(Items from a dataset)
◆ ◆ ◆ ◆

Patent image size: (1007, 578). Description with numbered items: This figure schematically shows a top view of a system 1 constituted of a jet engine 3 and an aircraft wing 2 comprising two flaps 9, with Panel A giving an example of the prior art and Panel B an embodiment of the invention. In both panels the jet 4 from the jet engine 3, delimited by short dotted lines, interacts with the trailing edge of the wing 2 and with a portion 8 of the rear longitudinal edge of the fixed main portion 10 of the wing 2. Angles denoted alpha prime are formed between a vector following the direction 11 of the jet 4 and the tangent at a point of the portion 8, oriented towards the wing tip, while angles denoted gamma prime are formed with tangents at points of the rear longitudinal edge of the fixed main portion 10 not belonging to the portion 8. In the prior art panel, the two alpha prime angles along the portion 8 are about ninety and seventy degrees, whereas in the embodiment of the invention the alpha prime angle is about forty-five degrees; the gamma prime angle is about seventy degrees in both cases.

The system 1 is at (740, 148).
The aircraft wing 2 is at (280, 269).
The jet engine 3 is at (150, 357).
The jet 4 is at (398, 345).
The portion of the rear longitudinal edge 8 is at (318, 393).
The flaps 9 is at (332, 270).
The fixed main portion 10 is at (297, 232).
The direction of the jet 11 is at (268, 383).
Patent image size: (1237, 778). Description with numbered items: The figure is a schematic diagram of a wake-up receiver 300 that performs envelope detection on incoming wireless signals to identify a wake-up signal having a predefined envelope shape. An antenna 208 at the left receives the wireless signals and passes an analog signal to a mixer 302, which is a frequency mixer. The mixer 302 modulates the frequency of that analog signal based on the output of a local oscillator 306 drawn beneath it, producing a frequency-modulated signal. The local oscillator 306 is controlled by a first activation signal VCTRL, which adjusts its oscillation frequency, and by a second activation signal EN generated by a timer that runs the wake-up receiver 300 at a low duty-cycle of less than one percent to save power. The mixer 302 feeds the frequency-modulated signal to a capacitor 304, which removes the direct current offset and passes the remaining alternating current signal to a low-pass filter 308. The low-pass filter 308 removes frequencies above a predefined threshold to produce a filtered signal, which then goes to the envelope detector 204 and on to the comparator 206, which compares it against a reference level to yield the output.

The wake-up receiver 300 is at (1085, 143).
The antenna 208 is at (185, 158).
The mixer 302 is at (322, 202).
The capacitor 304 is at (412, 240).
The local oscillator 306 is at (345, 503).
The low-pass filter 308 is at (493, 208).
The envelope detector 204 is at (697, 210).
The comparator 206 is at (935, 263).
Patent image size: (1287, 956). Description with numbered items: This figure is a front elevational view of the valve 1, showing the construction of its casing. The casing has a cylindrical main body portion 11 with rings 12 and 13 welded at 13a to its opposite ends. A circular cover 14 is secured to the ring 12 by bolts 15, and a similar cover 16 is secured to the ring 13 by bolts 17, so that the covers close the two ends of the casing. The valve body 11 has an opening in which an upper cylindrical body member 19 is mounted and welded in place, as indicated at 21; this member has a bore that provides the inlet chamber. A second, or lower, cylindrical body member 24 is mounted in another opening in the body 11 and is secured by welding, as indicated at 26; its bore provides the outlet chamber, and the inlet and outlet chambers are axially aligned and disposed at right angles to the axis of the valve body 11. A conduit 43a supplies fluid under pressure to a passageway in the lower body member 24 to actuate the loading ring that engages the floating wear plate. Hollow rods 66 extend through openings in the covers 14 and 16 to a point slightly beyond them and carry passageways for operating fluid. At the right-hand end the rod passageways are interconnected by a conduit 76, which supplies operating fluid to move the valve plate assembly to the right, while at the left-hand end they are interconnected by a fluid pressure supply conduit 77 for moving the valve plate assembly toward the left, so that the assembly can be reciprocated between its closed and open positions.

◆ ◆ ◆ ◆

**REQUIREMENT**
Can you rewrite all of the lines above so that "Patent image size" becomes "Figure dimensions" everywhere, with nothing else changed?

**FULL RESPONSE**
Figure dimensions: (1007, 578). Description with numbered items: This figure schematically shows a top view of a system 1 constituted of a jet engine 3 and an aircraft wing 2 comprising two flaps 9, with Panel A giving an example of the prior art and Panel B an embodiment of the invention. In both panels the jet 4 from the jet engine 3, delimited by short dotted lines, interacts with the trailing edge of the wing 2 and with a portion 8 of the rear longitudinal edge of the fixed main portion 10 of the wing 2. Angles denoted alpha prime are formed between a vector following the direction 11 of the jet 4 and the tangent at a point of the portion 8, oriented towards the wing tip, while angles denoted gamma prime are formed with tangents at points of the rear longitudinal edge of the fixed main portion 10 not belonging to the portion 8. In the prior art panel, the two alpha prime angles along the portion 8 are about ninety and seventy degrees, whereas in the embodiment of the invention the alpha prime angle is about forty-five degrees; the gamma prime angle is about seventy degrees in both cases.

The system 1 is at (740, 148).
The aircraft wing 2 is at (280, 269).
The jet engine 3 is at (150, 357).
The jet 4 is at (398, 345).
The portion of the rear longitudinal edge 8 is at (318, 393).
The flaps 9 is at (332, 270).
The fixed main portion 10 is at (297, 232).
The direction of the jet 11 is at (268, 383).
Figure dimensions: (1237, 778). Description with numbered items: The figure is a schematic diagram of a wake-up receiver 300 that performs envelope detection on incoming wireless signals to identify a wake-up signal having a predefined envelope shape. An antenna 208 at the left receives the wireless signals and passes an analog signal to a mixer 302, which is a frequency mixer. The mixer 302 modulates the frequency of that analog signal based on the output of a local oscillator 306 drawn beneath it, producing a frequency-modulated signal. The local oscillator 306 is controlled by a first activation signal VCTRL, which adjusts its oscillation frequency, and by a second activation signal EN generated by a timer that runs the wake-up receiver 300 at a low duty-cycle of less than one percent to save power. The mixer 302 feeds the frequency-modulated signal to a capacitor 304, which removes the direct current offset and passes the remaining alternating current signal to a low-pass filter 308. The low-pass filter 308 removes frequencies above a predefined threshold to produce a filtered signal, which then goes to the envelope detector 204 and on to the comparator 206, which compares it against a reference level to yield the output.

The wake-up receiver 300 is at (1085, 143).
The antenna 208 is at (185, 158).
The mixer 302 is at (322, 202).
The capacitor 304 is at (412, 240).
The local oscillator 306 is at (345, 503).
The low-pass filter 308 is at (493, 208).
The envelope detector 204 is at (697, 210).
The comparator 206 is at (935, 263).
Figure dimensions: (1287, 956). Description with numbered items: This figure is a front elevational view of the valve 1, showing the construction of its casing. The casing has a cylindrical main body portion 11 with rings 12 and 13 welded at 13a to its opposite ends. A circular cover 14 is secured to the ring 12 by bolts 15, and a similar cover 16 is secured to the ring 13 by bolts 17, so that the covers close the two ends of the casing. The valve body 11 has an opening in which an upper cylindrical body member 19 is mounted and welded in place, as indicated at 21; this member has a bore that provides the inlet chamber. A second, or lower, cylindrical body member 24 is mounted in another opening in the body 11 and is secured by welding, as indicated at 26; its bore provides the outlet chamber, and the inlet and outlet chambers are axially aligned and disposed at right angles to the axis of the valve body 11. A conduit 43a supplies fluid under pressure to a passageway in the lower body member 24 to actuate the loading ring that engages the floating wear plate. Hollow rods 66 extend through openings in the covers 14 and 16 to a point slightly beyond them and carry passageways for operating fluid. At the right-hand end the rod passageways are interconnected by a conduit 76, which supplies operating fluid to move the valve plate assembly to the right, while at the left-hand end they are interconnected by a fluid pressure supply conduit 77 for moving the valve plate assembly toward the left, so that the assembly can be reciprocated between its closed and open positions.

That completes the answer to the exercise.